**GOAL OF THE EXERCISE:**
Keep the images out and copy every entry below exactly.

**AVAILABLE DATA:**
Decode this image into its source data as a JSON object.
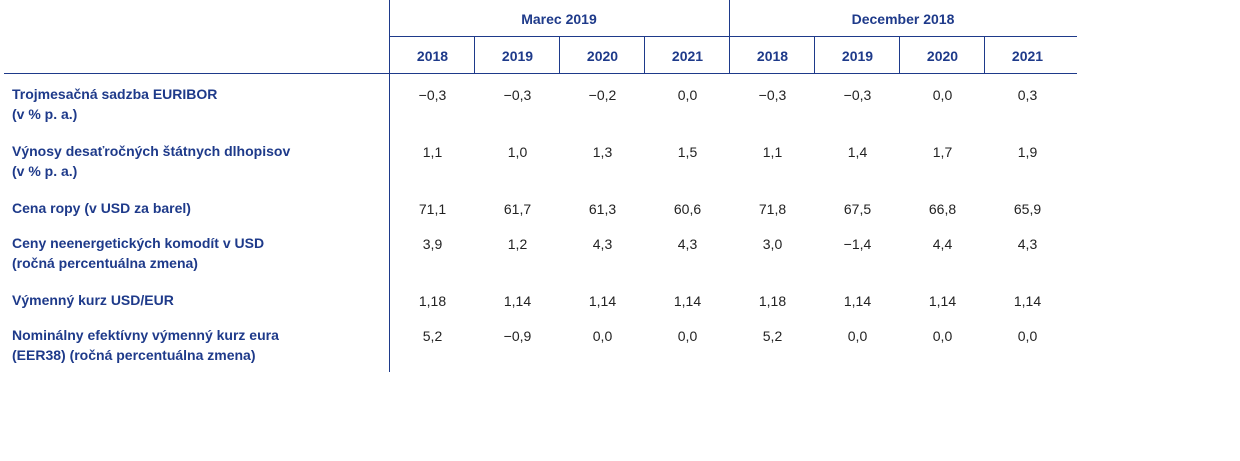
{
  "header": {
    "groups": [
      {
        "label": "Marec 2019",
        "years": [
          "2018",
          "2019",
          "2020",
          "2021"
        ]
      },
      {
        "label": "December 2018",
        "years": [
          "2018",
          "2019",
          "2020",
          "2021"
        ]
      }
    ]
  },
  "rows": [
    {
      "label_lines": [
        "Trojmesačná sadzba EURIBOR",
        "(v % p. a.)"
      ],
      "values": [
        "−0,3",
        "−0,3",
        "−0,2",
        "0,0",
        "−0,3",
        "−0,3",
        "0,0",
        "0,3"
      ]
    },
    {
      "label_lines": [
        "Výnosy desaťročných štátnych dlhopisov",
        "(v % p. a.)"
      ],
      "values": [
        "1,1",
        "1,0",
        "1,3",
        "1,5",
        "1,1",
        "1,4",
        "1,7",
        "1,9"
      ]
    },
    {
      "label_lines": [
        "Cena ropy (v USD za barel)"
      ],
      "values": [
        "71,1",
        "61,7",
        "61,3",
        "60,6",
        "71,8",
        "67,5",
        "66,8",
        "65,9"
      ]
    },
    {
      "label_lines": [
        "Ceny neenergetických komodít v USD",
        "(ročná percentuálna zmena)"
      ],
      "values": [
        "3,9",
        "1,2",
        "4,3",
        "4,3",
        "3,0",
        "−1,4",
        "4,4",
        "4,3"
      ]
    },
    {
      "label_lines": [
        "Výmenný kurz USD/EUR"
      ],
      "values": [
        "1,18",
        "1,14",
        "1,14",
        "1,14",
        "1,18",
        "1,14",
        "1,14",
        "1,14"
      ]
    },
    {
      "label_lines": [
        "Nominálny efektívny výmenný kurz eura",
        "(EER38) (ročná percentuálna zmena)"
      ],
      "values": [
        "5,2",
        "−0,9",
        "0,0",
        "0,0",
        "5,2",
        "0,0",
        "0,0",
        "0,0"
      ]
    }
  ]
}
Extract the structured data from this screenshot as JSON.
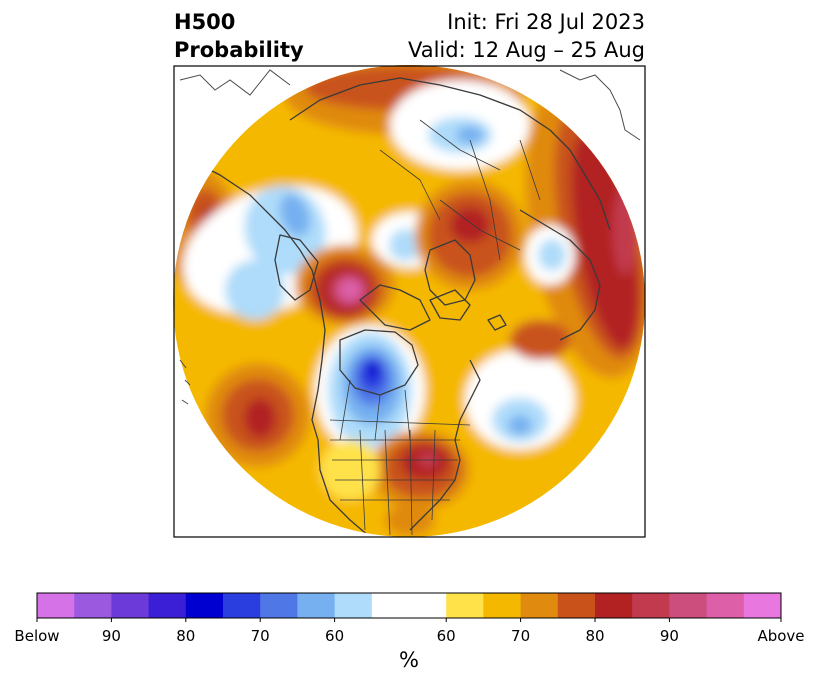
{
  "title": {
    "left_line1": "H500",
    "left_line2": "Probability",
    "right_line1": "Init: Fri 28 Jul 2023",
    "right_line2": "Valid: 12 Aug – 25 Aug"
  },
  "colorbar": {
    "unit": "%",
    "ticks": [
      "Below",
      "90",
      "80",
      "70",
      "60",
      "60",
      "70",
      "80",
      "90",
      "Above"
    ],
    "colors": [
      "#d572e8",
      "#9b59e0",
      "#6b3ad8",
      "#3a1fd6",
      "#0000d0",
      "#2a3ee0",
      "#4f78e6",
      "#76b0f0",
      "#aedcfa",
      "#ffffff",
      "#ffe24a",
      "#f5b800",
      "#e08a10",
      "#c9521a",
      "#b22222",
      "#c23a4e",
      "#cc4e7c",
      "#dc5fa8",
      "#e878e0"
    ]
  },
  "map": {
    "projection": "north polar stereographic",
    "palette": {
      "white": "#ffffff",
      "yellow": "#ffe24a",
      "gold": "#f5b800",
      "orange": "#e08a10",
      "dark_orange": "#c9521a",
      "red": "#b22222",
      "rose": "#c23a4e",
      "pink": "#dc5fa8",
      "light_blue": "#aedcfa",
      "blue": "#76b0f0",
      "mid_blue": "#4f78e6",
      "deep_blue": "#2a3ee0",
      "darkest_blue": "#0000d0"
    }
  }
}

**REPLY:**
Decode this image into its source data as a JSON object.
{
  "header": {
    "groups": [
      {
        "label": "Marec 2019",
        "years": [
          "2018",
          "2019",
          "2020",
          "2021"
        ]
      },
      {
        "label": "December 2018",
        "years": [
          "2018",
          "2019",
          "2020",
          "2021"
        ]
      }
    ]
  },
  "rows": [
    {
      "label_lines": [
        "Trojmesačná sadzba EURIBOR",
        "(v % p. a.)"
      ],
      "values": [
        "−0,3",
        "−0,3",
        "−0,2",
        "0,0",
        "−0,3",
        "−0,3",
        "0,0",
        "0,3"
      ]
    },
    {
      "label_lines": [
        "Výnosy desaťročných štátnych dlhopisov",
        "(v % p. a.)"
      ],
      "values": [
        "1,1",
        "1,0",
        "1,3",
        "1,5",
        "1,1",
        "1,4",
        "1,7",
        "1,9"
      ]
    },
    {
      "label_lines": [
        "Cena ropy (v USD za barel)"
      ],
      "values": [
        "71,1",
        "61,7",
        "61,3",
        "60,6",
        "71,8",
        "67,5",
        "66,8",
        "65,9"
      ]
    },
    {
      "label_lines": [
        "Ceny neenergetických komodít v USD",
        "(ročná percentuálna zmena)"
      ],
      "values": [
        "3,9",
        "1,2",
        "4,3",
        "4,3",
        "3,0",
        "−1,4",
        "4,4",
        "4,3"
      ]
    },
    {
      "label_lines": [
        "Výmenný kurz USD/EUR"
      ],
      "values": [
        "1,18",
        "1,14",
        "1,14",
        "1,14",
        "1,18",
        "1,14",
        "1,14",
        "1,14"
      ]
    },
    {
      "label_lines": [
        "Nominálny efektívny výmenný kurz eura",
        "(EER38) (ročná percentuálna zmena)"
      ],
      "values": [
        "5,2",
        "−0,9",
        "0,0",
        "0,0",
        "5,2",
        "0,0",
        "0,0",
        "0,0"
      ]
    }
  ]
}
Extract the structured data from this screenshot as JSON.
{
  "title": {
    "left_line1": "H500",
    "left_line2": "Probability",
    "right_line1": "Init: Fri 28 Jul 2023",
    "right_line2": "Valid: 12 Aug – 25 Aug"
  },
  "colorbar": {
    "unit": "%",
    "ticks": [
      "Below",
      "90",
      "80",
      "70",
      "60",
      "60",
      "70",
      "80",
      "90",
      "Above"
    ],
    "colors": [
      "#d572e8",
      "#9b59e0",
      "#6b3ad8",
      "#3a1fd6",
      "#0000d0",
      "#2a3ee0",
      "#4f78e6",
      "#76b0f0",
      "#aedcfa",
      "#ffffff",
      "#ffe24a",
      "#f5b800",
      "#e08a10",
      "#c9521a",
      "#b22222",
      "#c23a4e",
      "#cc4e7c",
      "#dc5fa8",
      "#e878e0"
    ]
  },
  "map": {
    "projection": "north polar stereographic",
    "palette": {
      "white": "#ffffff",
      "yellow": "#ffe24a",
      "gold": "#f5b800",
      "orange": "#e08a10",
      "dark_orange": "#c9521a",
      "red": "#b22222",
      "rose": "#c23a4e",
      "pink": "#dc5fa8",
      "light_blue": "#aedcfa",
      "blue": "#76b0f0",
      "mid_blue": "#4f78e6",
      "deep_blue": "#2a3ee0",
      "darkest_blue": "#0000d0"
    }
  }
}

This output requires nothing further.